**Records provided:**
+-------+

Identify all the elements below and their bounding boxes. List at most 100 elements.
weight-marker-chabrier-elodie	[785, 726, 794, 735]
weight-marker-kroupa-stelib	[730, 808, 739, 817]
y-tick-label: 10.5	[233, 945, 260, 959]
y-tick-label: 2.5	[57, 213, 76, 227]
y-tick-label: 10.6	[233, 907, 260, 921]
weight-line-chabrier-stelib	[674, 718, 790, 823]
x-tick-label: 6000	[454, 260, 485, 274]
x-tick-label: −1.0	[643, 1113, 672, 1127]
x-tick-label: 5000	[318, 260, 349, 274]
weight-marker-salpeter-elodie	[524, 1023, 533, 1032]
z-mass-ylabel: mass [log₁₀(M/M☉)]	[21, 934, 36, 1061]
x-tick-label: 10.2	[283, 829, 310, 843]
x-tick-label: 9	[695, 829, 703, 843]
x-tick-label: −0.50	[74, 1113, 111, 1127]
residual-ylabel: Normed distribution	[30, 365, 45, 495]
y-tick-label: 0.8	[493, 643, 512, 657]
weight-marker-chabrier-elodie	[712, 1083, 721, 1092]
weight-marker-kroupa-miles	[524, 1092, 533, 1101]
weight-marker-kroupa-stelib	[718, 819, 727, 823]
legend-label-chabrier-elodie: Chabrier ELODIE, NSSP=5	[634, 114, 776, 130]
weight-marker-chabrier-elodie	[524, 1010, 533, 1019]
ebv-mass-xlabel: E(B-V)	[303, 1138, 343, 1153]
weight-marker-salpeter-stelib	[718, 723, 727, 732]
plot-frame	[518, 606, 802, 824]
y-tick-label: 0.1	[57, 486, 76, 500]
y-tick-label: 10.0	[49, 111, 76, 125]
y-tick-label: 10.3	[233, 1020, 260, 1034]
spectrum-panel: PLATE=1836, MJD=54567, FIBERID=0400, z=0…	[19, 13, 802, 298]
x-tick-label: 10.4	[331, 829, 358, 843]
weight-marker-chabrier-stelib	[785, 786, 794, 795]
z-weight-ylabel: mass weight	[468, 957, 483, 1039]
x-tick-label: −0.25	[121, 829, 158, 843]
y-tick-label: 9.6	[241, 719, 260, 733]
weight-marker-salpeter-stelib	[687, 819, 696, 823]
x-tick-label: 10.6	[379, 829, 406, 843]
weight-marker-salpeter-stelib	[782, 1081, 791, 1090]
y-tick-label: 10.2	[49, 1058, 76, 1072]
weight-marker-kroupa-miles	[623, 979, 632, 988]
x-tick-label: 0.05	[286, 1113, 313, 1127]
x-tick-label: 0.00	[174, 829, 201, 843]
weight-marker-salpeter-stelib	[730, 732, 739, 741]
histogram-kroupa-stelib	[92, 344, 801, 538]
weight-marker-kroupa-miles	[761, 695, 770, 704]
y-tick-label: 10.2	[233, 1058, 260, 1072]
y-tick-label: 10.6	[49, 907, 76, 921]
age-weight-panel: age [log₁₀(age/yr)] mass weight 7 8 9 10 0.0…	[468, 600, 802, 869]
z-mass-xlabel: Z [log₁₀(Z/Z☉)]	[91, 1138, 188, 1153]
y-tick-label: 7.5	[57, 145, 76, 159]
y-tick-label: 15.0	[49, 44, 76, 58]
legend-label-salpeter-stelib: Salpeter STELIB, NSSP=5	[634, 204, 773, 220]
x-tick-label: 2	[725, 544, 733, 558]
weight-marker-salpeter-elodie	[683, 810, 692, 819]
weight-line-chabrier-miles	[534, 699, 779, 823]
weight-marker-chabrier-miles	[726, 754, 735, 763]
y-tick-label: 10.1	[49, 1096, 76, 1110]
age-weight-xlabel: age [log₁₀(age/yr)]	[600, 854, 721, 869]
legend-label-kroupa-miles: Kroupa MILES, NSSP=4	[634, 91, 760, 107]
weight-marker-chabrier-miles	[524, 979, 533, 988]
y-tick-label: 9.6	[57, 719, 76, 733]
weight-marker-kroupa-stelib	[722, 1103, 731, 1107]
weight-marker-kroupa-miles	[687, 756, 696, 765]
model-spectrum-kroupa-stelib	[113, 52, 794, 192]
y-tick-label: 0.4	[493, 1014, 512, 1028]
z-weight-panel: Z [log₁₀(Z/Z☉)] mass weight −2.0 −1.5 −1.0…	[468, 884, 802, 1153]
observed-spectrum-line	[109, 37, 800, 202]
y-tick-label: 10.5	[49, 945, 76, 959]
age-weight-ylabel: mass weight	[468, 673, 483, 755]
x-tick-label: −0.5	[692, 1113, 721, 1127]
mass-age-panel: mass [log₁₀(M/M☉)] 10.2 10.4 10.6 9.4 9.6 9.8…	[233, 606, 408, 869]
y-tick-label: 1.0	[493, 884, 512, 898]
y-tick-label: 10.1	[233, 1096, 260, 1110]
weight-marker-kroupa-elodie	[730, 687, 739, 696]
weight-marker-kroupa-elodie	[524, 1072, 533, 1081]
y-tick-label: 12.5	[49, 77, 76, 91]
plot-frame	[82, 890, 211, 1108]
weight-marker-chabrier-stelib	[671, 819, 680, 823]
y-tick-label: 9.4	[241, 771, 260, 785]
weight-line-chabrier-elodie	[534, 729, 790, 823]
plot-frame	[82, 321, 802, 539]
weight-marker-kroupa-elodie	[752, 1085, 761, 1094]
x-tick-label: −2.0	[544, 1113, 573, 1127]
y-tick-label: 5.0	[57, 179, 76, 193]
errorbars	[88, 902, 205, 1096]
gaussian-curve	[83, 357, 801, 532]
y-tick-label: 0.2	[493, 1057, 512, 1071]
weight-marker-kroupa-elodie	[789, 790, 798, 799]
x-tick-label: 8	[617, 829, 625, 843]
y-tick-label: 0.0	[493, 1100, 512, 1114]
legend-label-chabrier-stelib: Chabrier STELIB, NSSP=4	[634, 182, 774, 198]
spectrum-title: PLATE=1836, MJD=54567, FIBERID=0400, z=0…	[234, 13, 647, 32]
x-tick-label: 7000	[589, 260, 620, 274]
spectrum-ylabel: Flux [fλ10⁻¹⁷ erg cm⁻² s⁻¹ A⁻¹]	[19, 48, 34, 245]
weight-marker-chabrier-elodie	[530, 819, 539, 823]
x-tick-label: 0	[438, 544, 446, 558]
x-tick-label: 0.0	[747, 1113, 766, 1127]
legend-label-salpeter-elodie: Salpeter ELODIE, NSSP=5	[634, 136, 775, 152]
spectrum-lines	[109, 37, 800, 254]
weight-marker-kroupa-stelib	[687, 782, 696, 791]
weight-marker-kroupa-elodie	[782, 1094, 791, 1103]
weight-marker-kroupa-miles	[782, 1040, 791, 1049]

+-------+

Print every line of the listing above again in the same order, without changing a single character.

Identify all the elements below and their bounding boxes. List at most 100 elements.
weight-marker-chabrier-elodie	[785, 726, 794, 735]
weight-marker-kroupa-stelib	[730, 808, 739, 817]
y-tick-label: 10.5	[233, 945, 260, 959]
y-tick-label: 2.5	[57, 213, 76, 227]
y-tick-label: 10.6	[233, 907, 260, 921]
weight-line-chabrier-stelib	[674, 718, 790, 823]
x-tick-label: 6000	[454, 260, 485, 274]
x-tick-label: −1.0	[643, 1113, 672, 1127]
x-tick-label: 5000	[318, 260, 349, 274]
weight-marker-salpeter-elodie	[524, 1023, 533, 1032]
z-mass-ylabel: mass [log₁₀(M/M☉)]	[21, 934, 36, 1061]
x-tick-label: 10.2	[283, 829, 310, 843]
x-tick-label: 9	[695, 829, 703, 843]
x-tick-label: −0.50	[74, 1113, 111, 1127]
residual-ylabel: Normed distribution	[30, 365, 45, 495]
y-tick-label: 0.8	[493, 643, 512, 657]
weight-marker-chabrier-elodie	[712, 1083, 721, 1092]
weight-marker-kroupa-miles	[524, 1092, 533, 1101]
weight-marker-kroupa-stelib	[718, 819, 727, 823]
legend-label-chabrier-elodie: Chabrier ELODIE, NSSP=5	[634, 114, 776, 130]
weight-marker-chabrier-elodie	[524, 1010, 533, 1019]
ebv-mass-xlabel: E(B-V)	[303, 1138, 343, 1153]
weight-marker-salpeter-stelib	[718, 723, 727, 732]
plot-frame	[518, 606, 802, 824]
y-tick-label: 0.1	[57, 486, 76, 500]
y-tick-label: 10.0	[49, 111, 76, 125]
y-tick-label: 10.3	[233, 1020, 260, 1034]
spectrum-panel: PLATE=1836, MJD=54567, FIBERID=0400, z=0…	[19, 13, 802, 298]
x-tick-label: 10.4	[331, 829, 358, 843]
weight-marker-chabrier-stelib	[785, 786, 794, 795]
z-weight-ylabel: mass weight	[468, 957, 483, 1039]
x-tick-label: −0.25	[121, 829, 158, 843]
y-tick-label: 9.6	[241, 719, 260, 733]
weight-marker-salpeter-stelib	[687, 819, 696, 823]
x-tick-label: 10.6	[379, 829, 406, 843]
weight-marker-salpeter-stelib	[782, 1081, 791, 1090]
y-tick-label: 10.2	[49, 1058, 76, 1072]
weight-marker-kroupa-miles	[623, 979, 632, 988]
x-tick-label: 0.05	[286, 1113, 313, 1127]
x-tick-label: 0.00	[174, 829, 201, 843]
weight-marker-salpeter-stelib	[730, 732, 739, 741]
histogram-kroupa-stelib	[92, 344, 801, 538]
weight-marker-kroupa-miles	[761, 695, 770, 704]
y-tick-label: 10.2	[233, 1058, 260, 1072]
y-tick-label: 10.6	[49, 907, 76, 921]
age-weight-panel: age [log₁₀(age/yr)] mass weight 7 8 9 10 0.0…	[468, 600, 802, 869]
z-mass-xlabel: Z [log₁₀(Z/Z☉)]	[91, 1138, 188, 1153]
y-tick-label: 7.5	[57, 145, 76, 159]
y-tick-label: 15.0	[49, 44, 76, 58]
legend-label-salpeter-stelib: Salpeter STELIB, NSSP=5	[634, 204, 773, 220]
x-tick-label: 2	[725, 544, 733, 558]
weight-marker-salpeter-elodie	[683, 810, 692, 819]
weight-line-chabrier-miles	[534, 699, 779, 823]
weight-marker-chabrier-miles	[726, 754, 735, 763]
y-tick-label: 10.1	[49, 1096, 76, 1110]
age-weight-xlabel: age [log₁₀(age/yr)]	[600, 854, 721, 869]
legend-label-kroupa-miles: Kroupa MILES, NSSP=4	[634, 91, 760, 107]
weight-marker-chabrier-miles	[524, 979, 533, 988]
y-tick-label: 9.6	[57, 719, 76, 733]
weight-marker-kroupa-stelib	[722, 1103, 731, 1107]
weight-marker-kroupa-miles	[687, 756, 696, 765]
model-spectrum-kroupa-stelib	[113, 52, 794, 192]
y-tick-label: 0.4	[493, 1014, 512, 1028]
z-weight-panel: Z [log₁₀(Z/Z☉)] mass weight −2.0 −1.5 −1.0…	[468, 884, 802, 1153]
observed-spectrum-line	[109, 37, 800, 202]
y-tick-label: 10.5	[49, 945, 76, 959]
age-weight-ylabel: mass weight	[468, 673, 483, 755]
x-tick-label: −0.5	[692, 1113, 721, 1127]
mass-age-panel: mass [log₁₀(M/M☉)] 10.2 10.4 10.6 9.4 9.6 9.8…	[233, 606, 408, 869]
y-tick-label: 1.0	[493, 884, 512, 898]
y-tick-label: 10.1	[233, 1096, 260, 1110]
weight-marker-kroupa-elodie	[730, 687, 739, 696]
weight-marker-kroupa-elodie	[524, 1072, 533, 1081]
y-tick-label: 12.5	[49, 77, 76, 91]
plot-frame	[82, 890, 211, 1108]
weight-marker-chabrier-stelib	[671, 819, 680, 823]
y-tick-label: 9.4	[241, 771, 260, 785]
weight-line-chabrier-elodie	[534, 729, 790, 823]
plot-frame	[82, 321, 802, 539]
weight-marker-kroupa-elodie	[752, 1085, 761, 1094]
x-tick-label: −2.0	[544, 1113, 573, 1127]
y-tick-label: 5.0	[57, 179, 76, 193]
errorbars	[88, 902, 205, 1096]
gaussian-curve	[83, 357, 801, 532]
y-tick-label: 0.2	[493, 1057, 512, 1071]
weight-marker-kroupa-elodie	[789, 790, 798, 799]
x-tick-label: 8	[617, 829, 625, 843]
y-tick-label: 0.0	[493, 1100, 512, 1114]
legend-label-chabrier-stelib: Chabrier STELIB, NSSP=4	[634, 182, 774, 198]
spectrum-title: PLATE=1836, MJD=54567, FIBERID=0400, z=0…	[234, 13, 647, 32]
x-tick-label: 7000	[589, 260, 620, 274]
spectrum-ylabel: Flux [fλ10⁻¹⁷ erg cm⁻² s⁻¹ A⁻¹]	[19, 48, 34, 245]
weight-marker-chabrier-elodie	[530, 819, 539, 823]
x-tick-label: 0	[438, 544, 446, 558]
x-tick-label: 0.0	[747, 1113, 766, 1127]
legend-label-salpeter-elodie: Salpeter ELODIE, NSSP=5	[634, 136, 775, 152]
spectrum-lines	[109, 37, 800, 254]
weight-marker-kroupa-stelib	[687, 782, 696, 791]
weight-marker-kroupa-elodie	[782, 1094, 791, 1103]
weight-marker-kroupa-miles	[782, 1040, 791, 1049]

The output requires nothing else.